(Dataset listings of figures)

☆ ☆ ☆

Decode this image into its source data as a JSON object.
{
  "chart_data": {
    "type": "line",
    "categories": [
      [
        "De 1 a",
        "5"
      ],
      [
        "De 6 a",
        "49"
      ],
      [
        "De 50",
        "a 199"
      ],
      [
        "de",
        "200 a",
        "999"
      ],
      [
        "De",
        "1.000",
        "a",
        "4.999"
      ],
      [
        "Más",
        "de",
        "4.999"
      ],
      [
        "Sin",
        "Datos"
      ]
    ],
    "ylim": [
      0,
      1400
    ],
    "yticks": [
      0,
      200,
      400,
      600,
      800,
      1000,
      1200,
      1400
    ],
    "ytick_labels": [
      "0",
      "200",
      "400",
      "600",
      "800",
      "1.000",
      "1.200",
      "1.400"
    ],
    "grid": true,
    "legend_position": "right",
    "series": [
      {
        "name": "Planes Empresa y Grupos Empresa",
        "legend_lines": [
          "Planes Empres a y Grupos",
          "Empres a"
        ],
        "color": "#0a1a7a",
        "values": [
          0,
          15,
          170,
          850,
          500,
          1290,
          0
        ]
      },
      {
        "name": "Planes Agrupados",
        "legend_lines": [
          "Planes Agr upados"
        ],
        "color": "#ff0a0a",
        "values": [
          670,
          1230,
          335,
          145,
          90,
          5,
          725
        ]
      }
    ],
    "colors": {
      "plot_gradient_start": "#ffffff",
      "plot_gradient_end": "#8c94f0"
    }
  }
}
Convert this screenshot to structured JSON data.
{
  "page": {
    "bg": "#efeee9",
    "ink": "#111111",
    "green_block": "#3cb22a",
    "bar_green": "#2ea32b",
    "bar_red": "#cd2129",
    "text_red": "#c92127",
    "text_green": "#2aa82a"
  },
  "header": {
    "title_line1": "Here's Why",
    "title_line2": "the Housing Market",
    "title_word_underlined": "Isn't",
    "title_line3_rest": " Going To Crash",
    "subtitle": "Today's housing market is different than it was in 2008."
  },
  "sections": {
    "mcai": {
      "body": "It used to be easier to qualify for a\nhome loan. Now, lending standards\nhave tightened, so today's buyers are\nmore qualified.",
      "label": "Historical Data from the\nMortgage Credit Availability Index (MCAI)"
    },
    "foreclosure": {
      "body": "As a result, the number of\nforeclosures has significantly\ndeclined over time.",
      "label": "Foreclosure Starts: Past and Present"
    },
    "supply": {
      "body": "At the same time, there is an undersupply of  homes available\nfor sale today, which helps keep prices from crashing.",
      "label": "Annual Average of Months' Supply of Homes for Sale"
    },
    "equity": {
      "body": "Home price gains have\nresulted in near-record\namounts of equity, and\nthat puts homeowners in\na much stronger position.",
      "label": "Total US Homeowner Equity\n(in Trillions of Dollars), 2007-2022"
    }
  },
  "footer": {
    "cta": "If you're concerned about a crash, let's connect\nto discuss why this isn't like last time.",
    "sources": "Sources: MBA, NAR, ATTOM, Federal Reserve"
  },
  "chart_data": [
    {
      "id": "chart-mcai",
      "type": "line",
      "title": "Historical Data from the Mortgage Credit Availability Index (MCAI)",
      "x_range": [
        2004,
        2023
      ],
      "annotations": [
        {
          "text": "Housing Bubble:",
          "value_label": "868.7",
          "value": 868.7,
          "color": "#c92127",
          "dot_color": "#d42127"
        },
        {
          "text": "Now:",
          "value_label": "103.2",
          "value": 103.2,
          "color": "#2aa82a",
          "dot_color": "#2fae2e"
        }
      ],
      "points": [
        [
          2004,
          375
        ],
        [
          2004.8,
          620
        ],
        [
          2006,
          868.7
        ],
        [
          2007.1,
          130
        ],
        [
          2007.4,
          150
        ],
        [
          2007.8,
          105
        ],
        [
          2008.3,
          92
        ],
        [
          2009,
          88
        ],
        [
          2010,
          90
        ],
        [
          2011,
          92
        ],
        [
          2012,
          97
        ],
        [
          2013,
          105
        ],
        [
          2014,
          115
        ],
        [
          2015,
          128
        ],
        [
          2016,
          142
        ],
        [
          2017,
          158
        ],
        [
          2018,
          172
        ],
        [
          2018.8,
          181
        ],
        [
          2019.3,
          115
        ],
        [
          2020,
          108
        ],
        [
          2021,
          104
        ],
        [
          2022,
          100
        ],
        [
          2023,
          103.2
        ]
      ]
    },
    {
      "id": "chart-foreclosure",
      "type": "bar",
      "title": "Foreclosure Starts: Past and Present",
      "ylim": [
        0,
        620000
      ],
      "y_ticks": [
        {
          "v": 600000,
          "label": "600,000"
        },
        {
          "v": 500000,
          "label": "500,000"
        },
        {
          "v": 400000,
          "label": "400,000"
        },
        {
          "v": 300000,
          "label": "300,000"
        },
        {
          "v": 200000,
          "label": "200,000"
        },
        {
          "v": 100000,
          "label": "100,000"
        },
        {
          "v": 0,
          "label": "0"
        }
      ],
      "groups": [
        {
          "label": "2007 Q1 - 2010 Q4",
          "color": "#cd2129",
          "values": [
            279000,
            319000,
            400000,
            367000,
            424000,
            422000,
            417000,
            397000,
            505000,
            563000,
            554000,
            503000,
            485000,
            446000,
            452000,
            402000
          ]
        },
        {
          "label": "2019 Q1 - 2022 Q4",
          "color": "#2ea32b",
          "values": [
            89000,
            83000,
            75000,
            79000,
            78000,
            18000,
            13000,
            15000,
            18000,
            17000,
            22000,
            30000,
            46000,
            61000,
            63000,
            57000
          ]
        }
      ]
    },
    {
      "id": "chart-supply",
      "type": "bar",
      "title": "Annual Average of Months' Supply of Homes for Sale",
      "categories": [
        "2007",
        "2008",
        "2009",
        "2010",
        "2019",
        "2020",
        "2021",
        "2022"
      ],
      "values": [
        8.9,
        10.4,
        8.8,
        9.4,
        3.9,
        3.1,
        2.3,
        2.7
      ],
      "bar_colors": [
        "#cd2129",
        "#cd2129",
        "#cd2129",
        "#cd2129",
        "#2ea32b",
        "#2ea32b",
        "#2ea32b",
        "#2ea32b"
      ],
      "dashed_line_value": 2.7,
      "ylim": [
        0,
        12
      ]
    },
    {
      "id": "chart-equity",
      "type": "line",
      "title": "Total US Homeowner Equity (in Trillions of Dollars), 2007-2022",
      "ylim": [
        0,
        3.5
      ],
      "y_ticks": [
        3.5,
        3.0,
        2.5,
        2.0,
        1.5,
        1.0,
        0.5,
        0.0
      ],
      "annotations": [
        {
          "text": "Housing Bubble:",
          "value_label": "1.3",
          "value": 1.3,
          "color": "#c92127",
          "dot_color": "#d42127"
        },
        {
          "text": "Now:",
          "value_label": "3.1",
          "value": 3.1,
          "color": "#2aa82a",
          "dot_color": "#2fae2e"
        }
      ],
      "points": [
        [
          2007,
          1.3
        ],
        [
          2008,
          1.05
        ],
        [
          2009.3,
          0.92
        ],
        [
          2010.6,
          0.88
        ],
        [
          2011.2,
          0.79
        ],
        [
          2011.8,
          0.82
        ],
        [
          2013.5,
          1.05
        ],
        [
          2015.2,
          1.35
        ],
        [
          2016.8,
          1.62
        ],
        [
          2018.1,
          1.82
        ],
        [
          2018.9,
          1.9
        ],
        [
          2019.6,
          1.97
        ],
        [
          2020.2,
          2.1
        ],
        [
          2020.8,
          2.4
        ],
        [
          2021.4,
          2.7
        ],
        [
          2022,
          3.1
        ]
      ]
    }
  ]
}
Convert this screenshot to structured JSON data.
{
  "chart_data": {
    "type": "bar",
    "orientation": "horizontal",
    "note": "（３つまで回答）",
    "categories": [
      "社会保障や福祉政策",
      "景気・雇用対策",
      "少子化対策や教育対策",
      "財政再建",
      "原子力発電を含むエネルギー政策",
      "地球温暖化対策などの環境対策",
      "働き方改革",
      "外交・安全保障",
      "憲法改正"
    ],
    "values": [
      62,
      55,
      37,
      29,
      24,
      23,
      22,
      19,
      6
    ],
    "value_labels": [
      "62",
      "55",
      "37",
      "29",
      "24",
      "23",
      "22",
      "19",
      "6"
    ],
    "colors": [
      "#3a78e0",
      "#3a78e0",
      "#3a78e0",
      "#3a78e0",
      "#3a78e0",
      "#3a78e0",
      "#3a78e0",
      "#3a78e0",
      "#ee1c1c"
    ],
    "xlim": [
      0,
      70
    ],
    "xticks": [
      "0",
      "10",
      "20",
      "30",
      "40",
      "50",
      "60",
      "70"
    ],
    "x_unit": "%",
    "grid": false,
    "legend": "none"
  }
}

☆ ☆ ☆

§ Exercise requirements:
Copy all the lines above that hold the string "Credit".

§ Full solution:
      "label": "Historical Data from the\nMortgage Credit Availability Index (MCAI)"
      "title": "Historical Data from the Mortgage Credit Availability Index (MCAI)",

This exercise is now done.